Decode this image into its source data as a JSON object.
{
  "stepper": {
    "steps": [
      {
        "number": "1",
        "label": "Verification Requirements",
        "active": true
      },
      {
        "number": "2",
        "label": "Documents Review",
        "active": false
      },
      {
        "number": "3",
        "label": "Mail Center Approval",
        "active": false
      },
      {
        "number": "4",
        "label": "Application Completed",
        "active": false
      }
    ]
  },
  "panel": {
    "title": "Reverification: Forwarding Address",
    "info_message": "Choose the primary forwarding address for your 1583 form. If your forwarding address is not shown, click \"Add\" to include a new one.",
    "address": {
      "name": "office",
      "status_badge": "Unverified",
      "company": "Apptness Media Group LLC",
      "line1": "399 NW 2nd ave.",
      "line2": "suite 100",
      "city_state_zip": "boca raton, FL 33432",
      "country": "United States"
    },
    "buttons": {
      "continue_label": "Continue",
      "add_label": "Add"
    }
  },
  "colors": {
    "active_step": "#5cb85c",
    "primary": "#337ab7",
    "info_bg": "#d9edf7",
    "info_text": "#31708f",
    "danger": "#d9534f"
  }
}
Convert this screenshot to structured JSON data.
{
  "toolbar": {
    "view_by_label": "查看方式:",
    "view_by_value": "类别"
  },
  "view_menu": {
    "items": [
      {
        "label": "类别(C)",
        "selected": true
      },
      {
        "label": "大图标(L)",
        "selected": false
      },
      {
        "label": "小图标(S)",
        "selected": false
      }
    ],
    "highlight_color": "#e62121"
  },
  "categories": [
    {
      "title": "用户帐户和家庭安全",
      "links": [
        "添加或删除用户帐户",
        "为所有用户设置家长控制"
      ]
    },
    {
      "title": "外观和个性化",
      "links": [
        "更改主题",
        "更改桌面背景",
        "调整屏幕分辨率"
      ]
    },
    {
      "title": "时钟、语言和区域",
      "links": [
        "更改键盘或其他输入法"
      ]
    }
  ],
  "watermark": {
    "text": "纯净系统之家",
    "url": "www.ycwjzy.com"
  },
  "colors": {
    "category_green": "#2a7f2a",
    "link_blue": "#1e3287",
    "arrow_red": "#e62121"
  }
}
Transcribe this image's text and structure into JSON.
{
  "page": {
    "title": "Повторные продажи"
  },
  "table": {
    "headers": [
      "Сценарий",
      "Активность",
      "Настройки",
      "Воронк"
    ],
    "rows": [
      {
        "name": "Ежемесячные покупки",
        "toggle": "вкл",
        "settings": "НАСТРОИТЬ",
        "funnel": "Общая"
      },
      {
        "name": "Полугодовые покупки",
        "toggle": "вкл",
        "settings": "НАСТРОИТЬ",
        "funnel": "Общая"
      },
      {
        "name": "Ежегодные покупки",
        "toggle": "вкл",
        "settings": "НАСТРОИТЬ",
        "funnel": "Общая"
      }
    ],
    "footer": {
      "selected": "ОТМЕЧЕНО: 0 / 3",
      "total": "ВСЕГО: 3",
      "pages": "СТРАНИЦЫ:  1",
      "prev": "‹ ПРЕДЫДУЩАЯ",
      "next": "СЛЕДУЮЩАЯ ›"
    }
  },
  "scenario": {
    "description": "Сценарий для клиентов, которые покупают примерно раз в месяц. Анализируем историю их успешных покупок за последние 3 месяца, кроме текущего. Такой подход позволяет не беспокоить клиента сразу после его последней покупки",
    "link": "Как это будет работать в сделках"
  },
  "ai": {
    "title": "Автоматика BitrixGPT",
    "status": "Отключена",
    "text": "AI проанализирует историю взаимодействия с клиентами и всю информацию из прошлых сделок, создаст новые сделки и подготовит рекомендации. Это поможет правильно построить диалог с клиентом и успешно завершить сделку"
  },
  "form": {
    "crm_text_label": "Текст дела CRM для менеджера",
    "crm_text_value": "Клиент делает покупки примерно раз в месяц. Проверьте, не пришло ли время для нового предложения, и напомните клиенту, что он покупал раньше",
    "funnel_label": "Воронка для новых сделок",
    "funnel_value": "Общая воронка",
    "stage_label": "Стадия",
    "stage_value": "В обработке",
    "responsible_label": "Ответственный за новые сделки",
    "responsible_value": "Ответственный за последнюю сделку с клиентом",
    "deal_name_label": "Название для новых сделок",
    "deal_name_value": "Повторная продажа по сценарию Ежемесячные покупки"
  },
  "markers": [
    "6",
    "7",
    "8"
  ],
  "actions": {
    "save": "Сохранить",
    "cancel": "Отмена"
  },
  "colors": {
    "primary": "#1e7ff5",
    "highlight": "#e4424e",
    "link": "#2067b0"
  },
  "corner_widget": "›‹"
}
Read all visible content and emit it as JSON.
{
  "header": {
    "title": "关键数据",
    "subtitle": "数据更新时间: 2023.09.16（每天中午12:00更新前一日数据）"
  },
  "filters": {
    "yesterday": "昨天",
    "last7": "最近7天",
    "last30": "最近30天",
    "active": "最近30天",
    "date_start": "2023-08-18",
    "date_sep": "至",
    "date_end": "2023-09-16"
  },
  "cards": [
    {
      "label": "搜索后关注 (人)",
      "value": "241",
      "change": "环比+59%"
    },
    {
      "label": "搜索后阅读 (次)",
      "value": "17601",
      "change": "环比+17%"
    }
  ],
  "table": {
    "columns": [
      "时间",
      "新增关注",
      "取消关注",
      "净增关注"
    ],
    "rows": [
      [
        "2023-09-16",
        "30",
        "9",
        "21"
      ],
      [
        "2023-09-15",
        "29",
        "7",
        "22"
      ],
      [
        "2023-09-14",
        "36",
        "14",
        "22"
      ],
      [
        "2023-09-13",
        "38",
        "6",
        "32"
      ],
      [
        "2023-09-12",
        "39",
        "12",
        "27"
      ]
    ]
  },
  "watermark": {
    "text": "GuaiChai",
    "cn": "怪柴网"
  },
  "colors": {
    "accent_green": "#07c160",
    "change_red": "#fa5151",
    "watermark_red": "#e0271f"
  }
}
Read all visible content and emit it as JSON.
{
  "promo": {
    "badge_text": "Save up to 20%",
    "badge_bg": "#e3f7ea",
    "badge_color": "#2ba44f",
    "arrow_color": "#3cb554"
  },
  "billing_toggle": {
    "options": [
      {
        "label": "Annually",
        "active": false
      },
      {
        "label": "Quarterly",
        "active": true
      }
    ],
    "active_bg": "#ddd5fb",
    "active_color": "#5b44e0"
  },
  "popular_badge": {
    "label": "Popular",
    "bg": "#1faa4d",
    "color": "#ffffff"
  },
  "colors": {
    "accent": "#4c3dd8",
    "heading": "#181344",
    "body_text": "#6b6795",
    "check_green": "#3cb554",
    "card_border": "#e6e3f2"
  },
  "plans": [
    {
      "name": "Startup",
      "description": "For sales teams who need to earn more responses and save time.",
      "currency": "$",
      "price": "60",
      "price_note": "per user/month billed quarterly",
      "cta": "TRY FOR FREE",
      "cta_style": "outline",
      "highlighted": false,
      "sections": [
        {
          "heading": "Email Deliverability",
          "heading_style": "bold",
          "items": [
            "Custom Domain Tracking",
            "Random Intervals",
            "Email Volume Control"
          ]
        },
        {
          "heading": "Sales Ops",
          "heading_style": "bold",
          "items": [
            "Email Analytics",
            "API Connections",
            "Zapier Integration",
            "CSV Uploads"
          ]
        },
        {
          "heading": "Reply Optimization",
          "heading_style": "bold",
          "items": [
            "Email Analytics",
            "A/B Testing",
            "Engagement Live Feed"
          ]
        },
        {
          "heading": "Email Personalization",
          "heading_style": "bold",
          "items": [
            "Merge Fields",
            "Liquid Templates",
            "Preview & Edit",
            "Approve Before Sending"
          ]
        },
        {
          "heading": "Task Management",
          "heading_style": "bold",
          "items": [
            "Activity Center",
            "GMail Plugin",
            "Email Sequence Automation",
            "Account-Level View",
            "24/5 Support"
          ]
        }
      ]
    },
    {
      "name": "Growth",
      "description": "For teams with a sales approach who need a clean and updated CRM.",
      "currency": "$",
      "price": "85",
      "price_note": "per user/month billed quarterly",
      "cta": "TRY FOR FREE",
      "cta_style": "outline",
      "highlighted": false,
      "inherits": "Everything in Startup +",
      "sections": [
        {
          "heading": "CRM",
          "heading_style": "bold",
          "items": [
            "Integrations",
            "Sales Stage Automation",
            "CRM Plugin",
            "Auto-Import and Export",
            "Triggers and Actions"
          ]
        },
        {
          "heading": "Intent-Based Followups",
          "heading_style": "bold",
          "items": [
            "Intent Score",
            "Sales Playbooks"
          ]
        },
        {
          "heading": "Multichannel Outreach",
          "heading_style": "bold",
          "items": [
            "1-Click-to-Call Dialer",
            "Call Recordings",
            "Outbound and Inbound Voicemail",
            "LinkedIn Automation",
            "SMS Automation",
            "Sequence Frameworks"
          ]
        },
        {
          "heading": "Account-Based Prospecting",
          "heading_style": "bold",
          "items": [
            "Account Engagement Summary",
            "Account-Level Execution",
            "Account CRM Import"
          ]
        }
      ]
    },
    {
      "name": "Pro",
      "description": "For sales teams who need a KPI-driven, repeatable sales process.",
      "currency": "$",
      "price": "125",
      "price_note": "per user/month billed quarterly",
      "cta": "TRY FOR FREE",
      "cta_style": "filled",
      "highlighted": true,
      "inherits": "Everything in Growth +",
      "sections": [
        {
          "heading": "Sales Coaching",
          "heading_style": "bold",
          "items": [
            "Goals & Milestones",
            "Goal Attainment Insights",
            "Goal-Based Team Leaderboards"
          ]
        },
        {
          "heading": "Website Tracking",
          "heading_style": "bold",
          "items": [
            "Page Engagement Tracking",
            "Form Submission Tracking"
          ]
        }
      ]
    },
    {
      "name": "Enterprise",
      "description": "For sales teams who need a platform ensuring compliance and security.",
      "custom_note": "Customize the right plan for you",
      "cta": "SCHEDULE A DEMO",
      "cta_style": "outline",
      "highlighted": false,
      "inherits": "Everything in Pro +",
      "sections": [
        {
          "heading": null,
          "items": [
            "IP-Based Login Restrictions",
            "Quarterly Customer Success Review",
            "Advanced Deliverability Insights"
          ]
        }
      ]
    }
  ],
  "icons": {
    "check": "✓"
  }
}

- - - - -

EXERCISE TASK:
Extract every line of the records above that contains the word "Ежемесячные".

WRITTEN ANSWER:
        "name": "Ежемесячные покупки",
    "deal_name_value": "Повторная продажа по сценарию Ежемесячные покупки"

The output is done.